• _Aim_
Please reproduce every one of the entries below, line for line, without changing a single character.

[Collection entries]
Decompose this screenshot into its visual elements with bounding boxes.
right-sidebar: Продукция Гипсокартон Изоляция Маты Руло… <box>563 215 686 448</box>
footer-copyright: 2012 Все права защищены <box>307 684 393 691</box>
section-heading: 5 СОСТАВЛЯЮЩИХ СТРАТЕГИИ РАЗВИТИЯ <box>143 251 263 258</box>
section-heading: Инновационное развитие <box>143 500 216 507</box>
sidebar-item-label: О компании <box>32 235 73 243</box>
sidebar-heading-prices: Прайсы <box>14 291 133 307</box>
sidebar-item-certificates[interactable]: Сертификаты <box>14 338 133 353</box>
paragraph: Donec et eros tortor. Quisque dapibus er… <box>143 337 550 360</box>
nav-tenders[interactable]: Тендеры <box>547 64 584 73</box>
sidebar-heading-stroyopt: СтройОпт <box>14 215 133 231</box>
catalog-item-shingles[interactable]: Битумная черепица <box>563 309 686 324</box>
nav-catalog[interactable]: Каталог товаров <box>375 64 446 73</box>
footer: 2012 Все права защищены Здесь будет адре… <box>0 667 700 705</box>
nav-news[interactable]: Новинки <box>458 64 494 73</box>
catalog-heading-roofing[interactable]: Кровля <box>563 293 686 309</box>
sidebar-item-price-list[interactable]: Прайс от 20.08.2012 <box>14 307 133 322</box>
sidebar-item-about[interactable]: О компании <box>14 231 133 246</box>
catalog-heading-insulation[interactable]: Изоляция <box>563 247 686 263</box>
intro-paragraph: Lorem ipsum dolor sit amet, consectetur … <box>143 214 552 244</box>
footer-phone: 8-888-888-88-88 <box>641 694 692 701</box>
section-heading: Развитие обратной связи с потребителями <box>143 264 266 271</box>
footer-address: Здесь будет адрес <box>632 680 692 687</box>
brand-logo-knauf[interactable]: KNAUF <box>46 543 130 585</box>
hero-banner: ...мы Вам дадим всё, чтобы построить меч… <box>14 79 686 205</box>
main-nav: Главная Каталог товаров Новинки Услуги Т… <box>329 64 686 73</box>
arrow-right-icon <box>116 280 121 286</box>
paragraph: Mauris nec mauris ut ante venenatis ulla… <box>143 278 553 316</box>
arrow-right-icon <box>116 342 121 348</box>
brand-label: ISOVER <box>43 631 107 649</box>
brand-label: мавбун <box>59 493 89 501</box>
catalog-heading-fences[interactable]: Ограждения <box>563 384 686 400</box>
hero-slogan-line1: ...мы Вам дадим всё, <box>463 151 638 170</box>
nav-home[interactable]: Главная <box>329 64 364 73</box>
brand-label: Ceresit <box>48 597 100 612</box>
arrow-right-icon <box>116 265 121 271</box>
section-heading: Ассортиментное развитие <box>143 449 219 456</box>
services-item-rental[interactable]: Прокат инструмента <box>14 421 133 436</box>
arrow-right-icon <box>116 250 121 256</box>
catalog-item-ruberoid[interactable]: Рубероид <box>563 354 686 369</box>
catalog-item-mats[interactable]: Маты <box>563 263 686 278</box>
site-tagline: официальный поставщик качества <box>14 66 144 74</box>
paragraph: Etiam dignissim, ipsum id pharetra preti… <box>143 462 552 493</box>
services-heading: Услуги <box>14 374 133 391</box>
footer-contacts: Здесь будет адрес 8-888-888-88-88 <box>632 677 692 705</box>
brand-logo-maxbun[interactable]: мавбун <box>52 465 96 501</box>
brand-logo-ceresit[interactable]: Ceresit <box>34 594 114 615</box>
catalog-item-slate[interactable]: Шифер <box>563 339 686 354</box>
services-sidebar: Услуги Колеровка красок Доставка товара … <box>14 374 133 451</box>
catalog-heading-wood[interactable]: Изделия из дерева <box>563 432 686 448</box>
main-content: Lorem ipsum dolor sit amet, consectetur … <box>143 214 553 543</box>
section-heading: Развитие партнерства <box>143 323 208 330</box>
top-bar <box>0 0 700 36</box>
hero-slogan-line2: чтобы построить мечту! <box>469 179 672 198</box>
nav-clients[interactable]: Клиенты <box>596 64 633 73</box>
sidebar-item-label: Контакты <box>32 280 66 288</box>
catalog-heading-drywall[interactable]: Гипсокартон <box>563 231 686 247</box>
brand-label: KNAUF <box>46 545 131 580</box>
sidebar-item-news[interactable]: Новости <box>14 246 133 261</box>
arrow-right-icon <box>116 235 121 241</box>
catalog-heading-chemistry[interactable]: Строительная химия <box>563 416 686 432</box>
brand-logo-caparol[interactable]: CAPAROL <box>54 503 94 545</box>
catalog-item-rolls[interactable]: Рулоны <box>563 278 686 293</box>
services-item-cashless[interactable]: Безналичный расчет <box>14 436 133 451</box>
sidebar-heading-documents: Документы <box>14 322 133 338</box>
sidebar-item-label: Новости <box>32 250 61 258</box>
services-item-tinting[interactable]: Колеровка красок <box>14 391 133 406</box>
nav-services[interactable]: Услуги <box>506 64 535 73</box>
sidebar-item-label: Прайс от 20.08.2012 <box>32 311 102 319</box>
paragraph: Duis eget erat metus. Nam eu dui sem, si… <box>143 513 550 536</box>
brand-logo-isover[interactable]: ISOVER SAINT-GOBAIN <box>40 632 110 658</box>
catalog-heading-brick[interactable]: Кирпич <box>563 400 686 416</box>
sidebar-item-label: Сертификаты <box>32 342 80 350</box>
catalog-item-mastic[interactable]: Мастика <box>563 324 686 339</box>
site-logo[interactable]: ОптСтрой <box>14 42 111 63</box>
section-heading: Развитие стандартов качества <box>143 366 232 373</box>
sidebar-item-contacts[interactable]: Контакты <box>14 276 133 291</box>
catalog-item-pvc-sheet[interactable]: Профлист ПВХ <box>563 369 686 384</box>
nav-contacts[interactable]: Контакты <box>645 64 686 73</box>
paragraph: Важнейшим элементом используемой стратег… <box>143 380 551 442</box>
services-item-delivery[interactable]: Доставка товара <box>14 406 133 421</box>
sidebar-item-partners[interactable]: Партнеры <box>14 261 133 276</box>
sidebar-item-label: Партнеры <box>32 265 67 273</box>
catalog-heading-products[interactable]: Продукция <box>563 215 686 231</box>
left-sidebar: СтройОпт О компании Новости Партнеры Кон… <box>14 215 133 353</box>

• _Exercise answer_
Decompose this screenshot into its visual elements with bounding boxes.
right-sidebar: Продукция Гипсокартон Изоляция Маты Руло… <box>563 215 686 448</box>
footer-copyright: 2012 Все права защищены <box>307 684 393 691</box>
section-heading: 5 СОСТАВЛЯЮЩИХ СТРАТЕГИИ РАЗВИТИЯ <box>143 251 263 258</box>
section-heading: Инновационное развитие <box>143 500 216 507</box>
sidebar-item-label: О компании <box>32 235 73 243</box>
sidebar-heading-prices: Прайсы <box>14 291 133 307</box>
sidebar-item-certificates[interactable]: Сертификаты <box>14 338 133 353</box>
paragraph: Donec et eros tortor. Quisque dapibus er… <box>143 337 550 360</box>
nav-tenders[interactable]: Тендеры <box>547 64 584 73</box>
sidebar-heading-stroyopt: СтройОпт <box>14 215 133 231</box>
catalog-item-shingles[interactable]: Битумная черепица <box>563 309 686 324</box>
nav-catalog[interactable]: Каталог товаров <box>375 64 446 73</box>
footer: 2012 Все права защищены Здесь будет адре… <box>0 667 700 705</box>
nav-news[interactable]: Новинки <box>458 64 494 73</box>
catalog-heading-roofing[interactable]: Кровля <box>563 293 686 309</box>
sidebar-item-price-list[interactable]: Прайс от 20.08.2012 <box>14 307 133 322</box>
sidebar-item-about[interactable]: О компании <box>14 231 133 246</box>
catalog-heading-insulation[interactable]: Изоляция <box>563 247 686 263</box>
intro-paragraph: Lorem ipsum dolor sit amet, consectetur … <box>143 214 552 244</box>
footer-phone: 8-888-888-88-88 <box>641 694 692 701</box>
section-heading: Развитие обратной связи с потребителями <box>143 264 266 271</box>
footer-address: Здесь будет адрес <box>632 680 692 687</box>
brand-logo-knauf[interactable]: KNAUF <box>46 543 130 585</box>
hero-banner: ...мы Вам дадим всё, чтобы построить меч… <box>14 79 686 205</box>
main-nav: Главная Каталог товаров Новинки Услуги Т… <box>329 64 686 73</box>
arrow-right-icon <box>116 280 121 286</box>
paragraph: Mauris nec mauris ut ante venenatis ulla… <box>143 278 553 316</box>
arrow-right-icon <box>116 342 121 348</box>
brand-label: ISOVER <box>43 631 107 649</box>
brand-label: мавбун <box>59 493 89 501</box>
catalog-heading-fences[interactable]: Ограждения <box>563 384 686 400</box>
hero-slogan-line1: ...мы Вам дадим всё, <box>463 151 638 170</box>
nav-home[interactable]: Главная <box>329 64 364 73</box>
brand-label: Ceresit <box>48 597 100 612</box>
arrow-right-icon <box>116 265 121 271</box>
section-heading: Ассортиментное развитие <box>143 449 219 456</box>
services-item-rental[interactable]: Прокат инструмента <box>14 421 133 436</box>
arrow-right-icon <box>116 250 121 256</box>
catalog-item-ruberoid[interactable]: Рубероид <box>563 354 686 369</box>
catalog-item-mats[interactable]: Маты <box>563 263 686 278</box>
site-tagline: официальный поставщик качества <box>14 66 144 74</box>
paragraph: Etiam dignissim, ipsum id pharetra preti… <box>143 462 552 493</box>
services-heading: Услуги <box>14 374 133 391</box>
footer-contacts: Здесь будет адрес 8-888-888-88-88 <box>632 677 692 705</box>
brand-logo-maxbun[interactable]: мавбун <box>52 465 96 501</box>
brand-logo-ceresit[interactable]: Ceresit <box>34 594 114 615</box>
catalog-item-slate[interactable]: Шифер <box>563 339 686 354</box>
services-sidebar: Услуги Колеровка красок Доставка товара … <box>14 374 133 451</box>
catalog-heading-wood[interactable]: Изделия из дерева <box>563 432 686 448</box>
main-content: Lorem ipsum dolor sit amet, consectetur … <box>143 214 553 543</box>
section-heading: Развитие партнерства <box>143 323 208 330</box>
top-bar <box>0 0 700 36</box>
hero-slogan-line2: чтобы построить мечту! <box>469 179 672 198</box>
nav-clients[interactable]: Клиенты <box>596 64 633 73</box>
sidebar-item-label: Контакты <box>32 280 66 288</box>
catalog-heading-drywall[interactable]: Гипсокартон <box>563 231 686 247</box>
brand-label: KNAUF <box>46 545 131 580</box>
sidebar-item-news[interactable]: Новости <box>14 246 133 261</box>
arrow-right-icon <box>116 235 121 241</box>
catalog-heading-chemistry[interactable]: Строительная химия <box>563 416 686 432</box>
brand-logo-caparol[interactable]: CAPAROL <box>54 503 94 545</box>
catalog-item-rolls[interactable]: Рулоны <box>563 278 686 293</box>
services-item-cashless[interactable]: Безналичный расчет <box>14 436 133 451</box>
sidebar-heading-documents: Документы <box>14 322 133 338</box>
sidebar-item-label: Новости <box>32 250 61 258</box>
services-item-tinting[interactable]: Колеровка красок <box>14 391 133 406</box>
nav-services[interactable]: Услуги <box>506 64 535 73</box>
sidebar-item-label: Прайс от 20.08.2012 <box>32 311 102 319</box>
paragraph: Duis eget erat metus. Nam eu dui sem, si… <box>143 513 550 536</box>
brand-logo-isover[interactable]: ISOVER SAINT-GOBAIN <box>40 632 110 658</box>
catalog-heading-brick[interactable]: Кирпич <box>563 400 686 416</box>
sidebar-item-label: Сертификаты <box>32 342 80 350</box>
catalog-item-mastic[interactable]: Мастика <box>563 324 686 339</box>
site-logo[interactable]: ОптСтрой <box>14 42 111 63</box>
section-heading: Развитие стандартов качества <box>143 366 232 373</box>
sidebar-item-contacts[interactable]: Контакты <box>14 276 133 291</box>
catalog-item-pvc-sheet[interactable]: Профлист ПВХ <box>563 369 686 384</box>
nav-contacts[interactable]: Контакты <box>645 64 686 73</box>
paragraph: Важнейшим элементом используемой стратег… <box>143 380 551 442</box>
services-item-delivery[interactable]: Доставка товара <box>14 406 133 421</box>
sidebar-item-partners[interactable]: Партнеры <box>14 261 133 276</box>
sidebar-item-label: Партнеры <box>32 265 67 273</box>
catalog-heading-products[interactable]: Продукция <box>563 215 686 231</box>
left-sidebar: СтройОпт О компании Новости Партнеры Кон… <box>14 215 133 353</box>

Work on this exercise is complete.